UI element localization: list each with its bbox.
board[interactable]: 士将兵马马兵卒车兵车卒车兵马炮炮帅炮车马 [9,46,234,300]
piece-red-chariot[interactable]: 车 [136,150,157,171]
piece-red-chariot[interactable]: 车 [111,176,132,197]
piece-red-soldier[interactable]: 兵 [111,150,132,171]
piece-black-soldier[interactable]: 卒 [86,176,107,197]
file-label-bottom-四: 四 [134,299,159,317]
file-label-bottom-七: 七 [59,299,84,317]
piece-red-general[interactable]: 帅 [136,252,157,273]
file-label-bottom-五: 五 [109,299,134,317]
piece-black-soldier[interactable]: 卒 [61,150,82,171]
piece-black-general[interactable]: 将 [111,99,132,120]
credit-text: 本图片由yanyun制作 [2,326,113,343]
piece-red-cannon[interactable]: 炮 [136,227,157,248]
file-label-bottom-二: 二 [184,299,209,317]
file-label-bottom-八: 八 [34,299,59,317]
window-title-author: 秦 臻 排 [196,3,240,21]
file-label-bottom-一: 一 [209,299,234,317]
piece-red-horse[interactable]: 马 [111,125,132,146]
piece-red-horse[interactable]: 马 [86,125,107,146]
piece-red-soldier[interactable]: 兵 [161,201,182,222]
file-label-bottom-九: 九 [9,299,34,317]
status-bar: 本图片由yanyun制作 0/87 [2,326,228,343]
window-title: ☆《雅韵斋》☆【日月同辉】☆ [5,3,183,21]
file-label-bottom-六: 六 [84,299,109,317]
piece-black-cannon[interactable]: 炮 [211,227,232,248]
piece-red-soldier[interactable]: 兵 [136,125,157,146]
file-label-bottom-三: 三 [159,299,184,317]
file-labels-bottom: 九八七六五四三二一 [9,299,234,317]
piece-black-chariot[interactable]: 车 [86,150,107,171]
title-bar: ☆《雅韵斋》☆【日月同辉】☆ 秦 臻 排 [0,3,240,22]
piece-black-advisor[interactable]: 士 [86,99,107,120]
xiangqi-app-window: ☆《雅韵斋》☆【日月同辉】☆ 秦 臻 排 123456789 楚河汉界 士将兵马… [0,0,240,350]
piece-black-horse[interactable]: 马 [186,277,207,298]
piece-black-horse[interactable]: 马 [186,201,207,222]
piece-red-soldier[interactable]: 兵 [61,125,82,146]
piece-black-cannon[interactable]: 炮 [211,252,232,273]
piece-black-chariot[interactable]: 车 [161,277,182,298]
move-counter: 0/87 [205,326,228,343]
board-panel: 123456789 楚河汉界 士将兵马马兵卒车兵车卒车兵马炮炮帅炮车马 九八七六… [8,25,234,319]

▸ **YOUR OBJECTIVE**: Return every item above with no changes to any character.

▸ **RESULT**:
UI element localization: list each with its bbox.
board[interactable]: 士将兵马马兵卒车兵车卒车兵马炮炮帅炮车马 [9,46,234,300]
piece-red-chariot[interactable]: 车 [136,150,157,171]
piece-red-chariot[interactable]: 车 [111,176,132,197]
piece-red-soldier[interactable]: 兵 [111,150,132,171]
piece-black-soldier[interactable]: 卒 [86,176,107,197]
file-label-bottom-四: 四 [134,299,159,317]
file-label-bottom-七: 七 [59,299,84,317]
piece-red-general[interactable]: 帅 [136,252,157,273]
file-label-bottom-五: 五 [109,299,134,317]
piece-black-soldier[interactable]: 卒 [61,150,82,171]
piece-black-general[interactable]: 将 [111,99,132,120]
credit-text: 本图片由yanyun制作 [2,326,113,343]
piece-red-cannon[interactable]: 炮 [136,227,157,248]
file-label-bottom-二: 二 [184,299,209,317]
file-label-bottom-八: 八 [34,299,59,317]
window-title-author: 秦 臻 排 [196,3,240,21]
file-label-bottom-一: 一 [209,299,234,317]
piece-red-horse[interactable]: 马 [111,125,132,146]
piece-red-horse[interactable]: 马 [86,125,107,146]
piece-red-soldier[interactable]: 兵 [161,201,182,222]
file-label-bottom-九: 九 [9,299,34,317]
status-bar: 本图片由yanyun制作 0/87 [2,326,228,343]
window-title: ☆《雅韵斋》☆【日月同辉】☆ [5,3,183,21]
file-label-bottom-六: 六 [84,299,109,317]
piece-black-cannon[interactable]: 炮 [211,227,232,248]
piece-red-soldier[interactable]: 兵 [136,125,157,146]
file-label-bottom-三: 三 [159,299,184,317]
file-labels-bottom: 九八七六五四三二一 [9,299,234,317]
piece-black-chariot[interactable]: 车 [86,150,107,171]
title-bar: ☆《雅韵斋》☆【日月同辉】☆ 秦 臻 排 [0,3,240,22]
piece-black-advisor[interactable]: 士 [86,99,107,120]
xiangqi-app-window: ☆《雅韵斋》☆【日月同辉】☆ 秦 臻 排 123456789 楚河汉界 士将兵马… [0,0,240,350]
piece-black-horse[interactable]: 马 [186,277,207,298]
piece-black-horse[interactable]: 马 [186,201,207,222]
piece-red-soldier[interactable]: 兵 [61,125,82,146]
piece-black-cannon[interactable]: 炮 [211,252,232,273]
piece-black-chariot[interactable]: 车 [161,277,182,298]
move-counter: 0/87 [205,326,228,343]
board-panel: 123456789 楚河汉界 士将兵马马兵卒车兵车卒车兵马炮炮帅炮车马 九八七六… [8,25,234,319]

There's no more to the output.